CHALLENGE
Using the data below, repeat all of it precisely.

════

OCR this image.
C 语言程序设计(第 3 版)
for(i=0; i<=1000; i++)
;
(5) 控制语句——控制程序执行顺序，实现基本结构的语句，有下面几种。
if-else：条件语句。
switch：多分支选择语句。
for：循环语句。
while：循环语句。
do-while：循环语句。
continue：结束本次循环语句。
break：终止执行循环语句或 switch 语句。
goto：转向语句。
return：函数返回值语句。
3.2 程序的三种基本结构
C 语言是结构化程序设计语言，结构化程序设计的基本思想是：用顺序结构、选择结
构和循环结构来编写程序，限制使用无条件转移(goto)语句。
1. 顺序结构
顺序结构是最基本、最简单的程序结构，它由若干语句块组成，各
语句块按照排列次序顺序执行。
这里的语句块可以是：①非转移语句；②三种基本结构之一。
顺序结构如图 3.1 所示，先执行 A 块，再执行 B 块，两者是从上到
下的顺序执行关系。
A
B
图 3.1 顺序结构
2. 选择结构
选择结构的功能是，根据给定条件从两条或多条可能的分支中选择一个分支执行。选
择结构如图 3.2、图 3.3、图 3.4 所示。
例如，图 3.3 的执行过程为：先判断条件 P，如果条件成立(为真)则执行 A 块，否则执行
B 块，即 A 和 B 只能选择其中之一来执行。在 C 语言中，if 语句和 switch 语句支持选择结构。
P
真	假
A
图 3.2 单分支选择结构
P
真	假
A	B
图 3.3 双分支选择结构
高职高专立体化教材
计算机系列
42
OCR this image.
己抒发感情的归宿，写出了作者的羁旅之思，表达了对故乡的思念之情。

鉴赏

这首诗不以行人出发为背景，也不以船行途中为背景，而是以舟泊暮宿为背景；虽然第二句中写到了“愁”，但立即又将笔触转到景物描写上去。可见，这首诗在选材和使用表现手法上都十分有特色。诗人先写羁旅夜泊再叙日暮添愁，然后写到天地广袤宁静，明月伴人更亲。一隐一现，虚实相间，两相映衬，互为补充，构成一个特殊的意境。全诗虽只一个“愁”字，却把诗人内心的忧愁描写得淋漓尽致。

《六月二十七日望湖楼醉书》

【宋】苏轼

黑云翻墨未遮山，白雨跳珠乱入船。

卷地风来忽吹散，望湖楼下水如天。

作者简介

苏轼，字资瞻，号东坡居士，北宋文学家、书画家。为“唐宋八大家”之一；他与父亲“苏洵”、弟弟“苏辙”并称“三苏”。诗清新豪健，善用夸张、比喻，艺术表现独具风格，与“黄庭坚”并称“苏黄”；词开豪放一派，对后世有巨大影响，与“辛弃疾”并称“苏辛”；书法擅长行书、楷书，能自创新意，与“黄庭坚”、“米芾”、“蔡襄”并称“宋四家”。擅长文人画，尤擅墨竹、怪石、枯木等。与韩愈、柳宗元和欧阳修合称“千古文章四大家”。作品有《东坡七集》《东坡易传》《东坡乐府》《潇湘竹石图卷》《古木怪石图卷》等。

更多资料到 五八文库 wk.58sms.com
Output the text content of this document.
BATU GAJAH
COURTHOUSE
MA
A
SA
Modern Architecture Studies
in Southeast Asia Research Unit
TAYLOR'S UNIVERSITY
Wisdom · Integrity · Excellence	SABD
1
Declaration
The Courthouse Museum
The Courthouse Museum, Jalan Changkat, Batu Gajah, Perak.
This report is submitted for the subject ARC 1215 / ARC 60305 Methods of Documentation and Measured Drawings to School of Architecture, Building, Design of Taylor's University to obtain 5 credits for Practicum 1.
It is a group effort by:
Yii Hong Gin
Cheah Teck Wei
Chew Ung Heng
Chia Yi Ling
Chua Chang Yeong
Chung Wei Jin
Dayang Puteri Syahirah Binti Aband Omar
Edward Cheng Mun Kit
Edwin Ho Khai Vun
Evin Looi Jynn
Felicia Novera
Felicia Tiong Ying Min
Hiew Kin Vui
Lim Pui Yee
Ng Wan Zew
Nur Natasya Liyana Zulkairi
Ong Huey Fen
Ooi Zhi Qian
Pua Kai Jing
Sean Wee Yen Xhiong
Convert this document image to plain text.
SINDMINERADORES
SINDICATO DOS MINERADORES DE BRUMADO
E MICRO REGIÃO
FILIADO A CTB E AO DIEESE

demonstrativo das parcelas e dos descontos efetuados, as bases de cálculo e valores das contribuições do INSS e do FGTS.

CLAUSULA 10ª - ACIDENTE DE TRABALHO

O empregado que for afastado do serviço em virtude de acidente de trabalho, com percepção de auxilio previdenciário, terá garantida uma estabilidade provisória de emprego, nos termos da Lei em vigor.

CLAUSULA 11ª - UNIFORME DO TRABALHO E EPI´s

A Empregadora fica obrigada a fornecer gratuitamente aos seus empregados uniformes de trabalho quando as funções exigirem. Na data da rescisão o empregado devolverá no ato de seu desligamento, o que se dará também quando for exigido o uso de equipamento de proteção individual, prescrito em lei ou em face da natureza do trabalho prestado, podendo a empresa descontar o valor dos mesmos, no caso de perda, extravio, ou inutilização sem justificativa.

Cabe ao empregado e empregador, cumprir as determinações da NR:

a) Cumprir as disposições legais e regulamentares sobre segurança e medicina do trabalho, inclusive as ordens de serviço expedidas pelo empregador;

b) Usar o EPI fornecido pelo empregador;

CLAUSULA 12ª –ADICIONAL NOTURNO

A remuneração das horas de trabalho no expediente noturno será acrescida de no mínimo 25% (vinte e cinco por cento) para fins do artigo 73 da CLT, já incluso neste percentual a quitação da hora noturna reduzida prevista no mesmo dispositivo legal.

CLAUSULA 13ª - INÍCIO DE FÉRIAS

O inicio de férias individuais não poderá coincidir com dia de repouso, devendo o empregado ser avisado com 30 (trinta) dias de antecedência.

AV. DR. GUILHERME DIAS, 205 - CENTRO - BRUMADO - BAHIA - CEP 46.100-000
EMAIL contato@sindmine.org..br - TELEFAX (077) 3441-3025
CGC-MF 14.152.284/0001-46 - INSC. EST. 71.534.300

════

RESPONSE
OCR this image.
C 语言程序设计(第 3 版)
for(i=0; i<=1000; i++)
;
(5) 控制语句——控制程序执行顺序，实现基本结构的语句，有下面几种。
if-else：条件语句。
switch：多分支选择语句。
for：循环语句。
while：循环语句。
do-while：循环语句。
continue：结束本次循环语句。
break：终止执行循环语句或 switch 语句。
goto：转向语句。
return：函数返回值语句。
3.2 程序的三种基本结构
C 语言是结构化程序设计语言，结构化程序设计的基本思想是：用顺序结构、选择结
构和循环结构来编写程序，限制使用无条件转移(goto)语句。
1. 顺序结构
顺序结构是最基本、最简单的程序结构，它由若干语句块组成，各
语句块按照排列次序顺序执行。
这里的语句块可以是：①非转移语句；②三种基本结构之一。
顺序结构如图 3.1 所示，先执行 A 块，再执行 B 块，两者是从上到
下的顺序执行关系。
A
B
图 3.1 顺序结构
2. 选择结构
选择结构的功能是，根据给定条件从两条或多条可能的分支中选择一个分支执行。选
择结构如图 3.2、图 3.3、图 3.4 所示。
例如，图 3.3 的执行过程为：先判断条件 P，如果条件成立(为真)则执行 A 块，否则执行
B 块，即 A 和 B 只能选择其中之一来执行。在 C 语言中，if 语句和 switch 语句支持选择结构。
P
真	假
A
图 3.2 单分支选择结构
P
真	假
A	B
图 3.3 双分支选择结构
高职高专立体化教材
计算机系列
42
OCR this image.
己抒发感情的归宿，写出了作者的羁旅之思，表达了对故乡的思念之情。

鉴赏

这首诗不以行人出发为背景，也不以船行途中为背景，而是以舟泊暮宿为背景；虽然第二句中写到了“愁”，但立即又将笔触转到景物描写上去。可见，这首诗在选材和使用表现手法上都十分有特色。诗人先写羁旅夜泊再叙日暮添愁，然后写到天地广袤宁静，明月伴人更亲。一隐一现，虚实相间，两相映衬，互为补充，构成一个特殊的意境。全诗虽只一个“愁”字，却把诗人内心的忧愁描写得淋漓尽致。

《六月二十七日望湖楼醉书》

【宋】苏轼

黑云翻墨未遮山，白雨跳珠乱入船。

卷地风来忽吹散，望湖楼下水如天。

作者简介

苏轼，字资瞻，号东坡居士，北宋文学家、书画家。为“唐宋八大家”之一；他与父亲“苏洵”、弟弟“苏辙”并称“三苏”。诗清新豪健，善用夸张、比喻，艺术表现独具风格，与“黄庭坚”并称“苏黄”；词开豪放一派，对后世有巨大影响，与“辛弃疾”并称“苏辛”；书法擅长行书、楷书，能自创新意，与“黄庭坚”、“米芾”、“蔡襄”并称“宋四家”。擅长文人画，尤擅墨竹、怪石、枯木等。与韩愈、柳宗元和欧阳修合称“千古文章四大家”。作品有《东坡七集》《东坡易传》《东坡乐府》《潇湘竹石图卷》《古木怪石图卷》等。

更多资料到 五八文库 wk.58sms.com
Output the text content of this document.
BATU GAJAH
COURTHOUSE
MA
A
SA
Modern Architecture Studies
in Southeast Asia Research Unit
TAYLOR'S UNIVERSITY
Wisdom · Integrity · Excellence	SABD
1
Declaration
The Courthouse Museum
The Courthouse Museum, Jalan Changkat, Batu Gajah, Perak.
This report is submitted for the subject ARC 1215 / ARC 60305 Methods of Documentation and Measured Drawings to School of Architecture, Building, Design of Taylor's University to obtain 5 credits for Practicum 1.
It is a group effort by:
Yii Hong Gin
Cheah Teck Wei
Chew Ung Heng
Chia Yi Ling
Chua Chang Yeong
Chung Wei Jin
Dayang Puteri Syahirah Binti Aband Omar
Edward Cheng Mun Kit
Edwin Ho Khai Vun
Evin Looi Jynn
Felicia Novera
Felicia Tiong Ying Min
Hiew Kin Vui
Lim Pui Yee
Ng Wan Zew
Nur Natasya Liyana Zulkairi
Ong Huey Fen
Ooi Zhi Qian
Pua Kai Jing
Sean Wee Yen Xhiong
Convert this document image to plain text.
SINDMINERADORES
SINDICATO DOS MINERADORES DE BRUMADO
E MICRO REGIÃO
FILIADO A CTB E AO DIEESE

demonstrativo das parcelas e dos descontos efetuados, as bases de cálculo e valores das contribuições do INSS e do FGTS.

CLAUSULA 10ª - ACIDENTE DE TRABALHO

O empregado que for afastado do serviço em virtude de acidente de trabalho, com percepção de auxilio previdenciário, terá garantida uma estabilidade provisória de emprego, nos termos da Lei em vigor.

CLAUSULA 11ª - UNIFORME DO TRABALHO E EPI´s

A Empregadora fica obrigada a fornecer gratuitamente aos seus empregados uniformes de trabalho quando as funções exigirem. Na data da rescisão o empregado devolverá no ato de seu desligamento, o que se dará também quando for exigido o uso de equipamento de proteção individual, prescrito em lei ou em face da natureza do trabalho prestado, podendo a empresa descontar o valor dos mesmos, no caso de perda, extravio, ou inutilização sem justificativa.

Cabe ao empregado e empregador, cumprir as determinações da NR:

a) Cumprir as disposições legais e regulamentares sobre segurança e medicina do trabalho, inclusive as ordens de serviço expedidas pelo empregador;

b) Usar o EPI fornecido pelo empregador;

CLAUSULA 12ª –ADICIONAL NOTURNO

A remuneração das horas de trabalho no expediente noturno será acrescida de no mínimo 25% (vinte e cinco por cento) para fins do artigo 73 da CLT, já incluso neste percentual a quitação da hora noturna reduzida prevista no mesmo dispositivo legal.

CLAUSULA 13ª - INÍCIO DE FÉRIAS

O inicio de férias individuais não poderá coincidir com dia de repouso, devendo o empregado ser avisado com 30 (trinta) dias de antecedência.

AV. DR. GUILHERME DIAS, 205 - CENTRO - BRUMADO - BAHIA - CEP 46.100-000
EMAIL contato@sindmine.org..br - TELEFAX (077) 3441-3025
CGC-MF 14.152.284/0001-46 - INSC. EST. 71.534.300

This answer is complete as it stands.